[Stored data]
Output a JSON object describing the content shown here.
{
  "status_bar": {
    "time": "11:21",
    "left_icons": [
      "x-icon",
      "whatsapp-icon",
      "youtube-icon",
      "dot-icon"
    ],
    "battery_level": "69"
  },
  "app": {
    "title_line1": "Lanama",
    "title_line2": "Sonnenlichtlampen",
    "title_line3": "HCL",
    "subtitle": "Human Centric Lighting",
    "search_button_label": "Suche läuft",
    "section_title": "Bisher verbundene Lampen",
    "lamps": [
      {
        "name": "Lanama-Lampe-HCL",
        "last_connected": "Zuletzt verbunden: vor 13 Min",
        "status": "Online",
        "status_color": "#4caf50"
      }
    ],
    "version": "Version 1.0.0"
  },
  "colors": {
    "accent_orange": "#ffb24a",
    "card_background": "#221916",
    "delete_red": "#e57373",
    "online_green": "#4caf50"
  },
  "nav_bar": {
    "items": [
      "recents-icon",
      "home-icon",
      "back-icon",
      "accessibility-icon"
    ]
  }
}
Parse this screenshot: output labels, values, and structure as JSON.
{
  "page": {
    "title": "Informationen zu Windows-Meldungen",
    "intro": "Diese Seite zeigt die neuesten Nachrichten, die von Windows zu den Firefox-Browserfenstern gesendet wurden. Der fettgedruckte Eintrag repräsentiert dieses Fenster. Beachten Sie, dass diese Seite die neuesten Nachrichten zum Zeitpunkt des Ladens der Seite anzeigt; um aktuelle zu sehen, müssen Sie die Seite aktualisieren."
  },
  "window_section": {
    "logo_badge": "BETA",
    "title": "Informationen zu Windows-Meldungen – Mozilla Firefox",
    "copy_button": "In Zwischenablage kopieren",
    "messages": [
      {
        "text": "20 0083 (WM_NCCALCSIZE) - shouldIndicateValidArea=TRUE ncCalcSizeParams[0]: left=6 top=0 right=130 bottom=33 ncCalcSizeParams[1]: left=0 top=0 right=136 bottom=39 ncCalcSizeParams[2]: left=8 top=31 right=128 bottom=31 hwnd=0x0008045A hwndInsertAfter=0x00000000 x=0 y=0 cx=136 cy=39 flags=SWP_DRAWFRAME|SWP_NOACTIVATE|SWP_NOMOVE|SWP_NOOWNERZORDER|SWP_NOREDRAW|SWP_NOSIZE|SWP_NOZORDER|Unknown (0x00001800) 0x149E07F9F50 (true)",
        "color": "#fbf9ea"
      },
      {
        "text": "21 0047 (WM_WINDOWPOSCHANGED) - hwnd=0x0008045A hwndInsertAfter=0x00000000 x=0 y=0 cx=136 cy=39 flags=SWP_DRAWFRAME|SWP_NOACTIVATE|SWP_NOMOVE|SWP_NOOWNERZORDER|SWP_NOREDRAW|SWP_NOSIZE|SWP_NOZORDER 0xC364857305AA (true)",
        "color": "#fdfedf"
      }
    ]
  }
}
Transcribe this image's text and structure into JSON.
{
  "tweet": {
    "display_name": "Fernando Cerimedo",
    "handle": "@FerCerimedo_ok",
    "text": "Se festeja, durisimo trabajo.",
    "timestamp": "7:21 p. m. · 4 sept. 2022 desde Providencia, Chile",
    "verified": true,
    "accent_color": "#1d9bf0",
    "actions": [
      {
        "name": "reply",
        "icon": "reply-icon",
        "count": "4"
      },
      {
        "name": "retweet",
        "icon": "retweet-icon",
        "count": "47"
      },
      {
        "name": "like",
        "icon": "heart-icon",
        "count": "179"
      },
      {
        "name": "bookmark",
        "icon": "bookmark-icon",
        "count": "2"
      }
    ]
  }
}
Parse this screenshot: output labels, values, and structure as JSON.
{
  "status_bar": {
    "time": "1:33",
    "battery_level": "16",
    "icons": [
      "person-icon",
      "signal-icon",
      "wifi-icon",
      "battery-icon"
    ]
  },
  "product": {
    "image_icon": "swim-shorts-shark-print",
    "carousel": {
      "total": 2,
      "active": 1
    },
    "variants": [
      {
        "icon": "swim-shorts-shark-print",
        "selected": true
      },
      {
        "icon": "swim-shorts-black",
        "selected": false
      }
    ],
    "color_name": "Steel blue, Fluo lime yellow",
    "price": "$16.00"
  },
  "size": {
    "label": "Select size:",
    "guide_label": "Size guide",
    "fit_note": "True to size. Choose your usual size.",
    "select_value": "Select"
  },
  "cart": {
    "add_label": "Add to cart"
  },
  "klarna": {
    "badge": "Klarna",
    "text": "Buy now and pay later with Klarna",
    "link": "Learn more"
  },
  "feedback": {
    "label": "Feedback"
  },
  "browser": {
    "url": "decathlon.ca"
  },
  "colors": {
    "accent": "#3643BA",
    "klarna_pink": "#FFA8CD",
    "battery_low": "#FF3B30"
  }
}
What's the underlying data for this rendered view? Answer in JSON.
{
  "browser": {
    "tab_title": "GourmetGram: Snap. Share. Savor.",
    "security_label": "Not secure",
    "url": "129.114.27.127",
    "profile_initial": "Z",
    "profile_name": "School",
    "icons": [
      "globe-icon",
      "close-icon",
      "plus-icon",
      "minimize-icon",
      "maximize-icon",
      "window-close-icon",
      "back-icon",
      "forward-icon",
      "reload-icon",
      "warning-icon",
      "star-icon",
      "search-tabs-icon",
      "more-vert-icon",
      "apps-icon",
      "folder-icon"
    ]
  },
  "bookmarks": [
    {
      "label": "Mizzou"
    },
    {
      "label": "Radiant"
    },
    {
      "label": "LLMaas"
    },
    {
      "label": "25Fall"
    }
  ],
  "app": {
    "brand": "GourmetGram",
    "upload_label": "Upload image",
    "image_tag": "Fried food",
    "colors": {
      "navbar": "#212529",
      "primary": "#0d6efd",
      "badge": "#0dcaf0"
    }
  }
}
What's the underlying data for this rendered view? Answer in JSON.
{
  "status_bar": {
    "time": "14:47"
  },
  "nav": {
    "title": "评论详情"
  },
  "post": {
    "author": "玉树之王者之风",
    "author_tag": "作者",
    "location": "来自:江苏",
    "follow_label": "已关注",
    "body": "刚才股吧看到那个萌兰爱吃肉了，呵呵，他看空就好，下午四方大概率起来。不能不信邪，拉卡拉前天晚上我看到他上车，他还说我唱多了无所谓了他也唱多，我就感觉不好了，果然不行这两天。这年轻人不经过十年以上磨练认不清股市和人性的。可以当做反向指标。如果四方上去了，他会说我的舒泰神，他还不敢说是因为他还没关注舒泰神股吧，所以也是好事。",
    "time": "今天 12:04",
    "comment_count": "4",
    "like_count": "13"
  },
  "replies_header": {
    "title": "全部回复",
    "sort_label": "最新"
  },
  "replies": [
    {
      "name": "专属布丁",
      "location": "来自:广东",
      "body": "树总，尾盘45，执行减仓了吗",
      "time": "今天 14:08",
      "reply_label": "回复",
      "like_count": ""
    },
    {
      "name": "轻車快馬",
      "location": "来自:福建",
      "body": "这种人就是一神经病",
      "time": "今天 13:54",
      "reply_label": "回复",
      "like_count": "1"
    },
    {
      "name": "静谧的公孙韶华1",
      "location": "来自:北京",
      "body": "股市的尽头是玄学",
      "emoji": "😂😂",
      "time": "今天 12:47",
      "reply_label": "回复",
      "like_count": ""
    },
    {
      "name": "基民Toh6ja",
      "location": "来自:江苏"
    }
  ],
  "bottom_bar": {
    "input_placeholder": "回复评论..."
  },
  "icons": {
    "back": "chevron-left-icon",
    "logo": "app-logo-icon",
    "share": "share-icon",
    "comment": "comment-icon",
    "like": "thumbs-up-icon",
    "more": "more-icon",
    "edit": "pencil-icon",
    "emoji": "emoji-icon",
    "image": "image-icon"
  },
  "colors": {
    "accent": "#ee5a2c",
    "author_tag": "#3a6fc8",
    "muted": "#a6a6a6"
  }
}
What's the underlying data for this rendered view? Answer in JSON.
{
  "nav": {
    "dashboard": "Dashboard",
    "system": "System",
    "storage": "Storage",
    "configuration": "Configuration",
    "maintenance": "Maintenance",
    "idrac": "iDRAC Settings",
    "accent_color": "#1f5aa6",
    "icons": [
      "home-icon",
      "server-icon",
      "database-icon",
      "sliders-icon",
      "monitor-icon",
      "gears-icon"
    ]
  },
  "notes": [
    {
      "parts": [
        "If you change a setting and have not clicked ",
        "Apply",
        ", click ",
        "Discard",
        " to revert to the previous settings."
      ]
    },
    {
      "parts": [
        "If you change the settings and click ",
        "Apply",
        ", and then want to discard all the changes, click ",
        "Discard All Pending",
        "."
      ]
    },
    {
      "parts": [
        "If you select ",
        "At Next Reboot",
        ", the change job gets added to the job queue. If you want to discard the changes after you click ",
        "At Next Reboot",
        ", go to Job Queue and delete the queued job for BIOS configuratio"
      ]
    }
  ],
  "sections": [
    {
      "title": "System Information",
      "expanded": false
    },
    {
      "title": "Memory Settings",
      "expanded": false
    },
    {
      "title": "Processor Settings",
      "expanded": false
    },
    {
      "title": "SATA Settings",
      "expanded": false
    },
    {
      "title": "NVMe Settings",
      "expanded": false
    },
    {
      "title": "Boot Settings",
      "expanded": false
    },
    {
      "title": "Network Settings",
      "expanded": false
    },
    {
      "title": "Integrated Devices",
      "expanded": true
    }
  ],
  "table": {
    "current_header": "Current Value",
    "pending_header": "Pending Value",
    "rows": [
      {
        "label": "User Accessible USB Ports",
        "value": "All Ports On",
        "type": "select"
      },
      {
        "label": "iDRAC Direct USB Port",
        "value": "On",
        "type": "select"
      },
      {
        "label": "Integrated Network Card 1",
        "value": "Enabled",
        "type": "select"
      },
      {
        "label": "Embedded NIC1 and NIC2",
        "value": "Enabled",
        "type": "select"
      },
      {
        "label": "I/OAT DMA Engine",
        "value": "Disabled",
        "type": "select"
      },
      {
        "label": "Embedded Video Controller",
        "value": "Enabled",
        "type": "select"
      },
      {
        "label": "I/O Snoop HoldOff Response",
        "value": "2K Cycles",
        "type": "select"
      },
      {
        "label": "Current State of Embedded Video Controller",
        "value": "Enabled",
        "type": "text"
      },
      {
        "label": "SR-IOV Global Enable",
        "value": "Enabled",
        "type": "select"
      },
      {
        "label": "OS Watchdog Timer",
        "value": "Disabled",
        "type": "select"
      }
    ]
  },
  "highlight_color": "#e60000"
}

* Exercise directions
Report how many lines in the listing above include the word "System". Give nothing but the number.

* Correct answer
2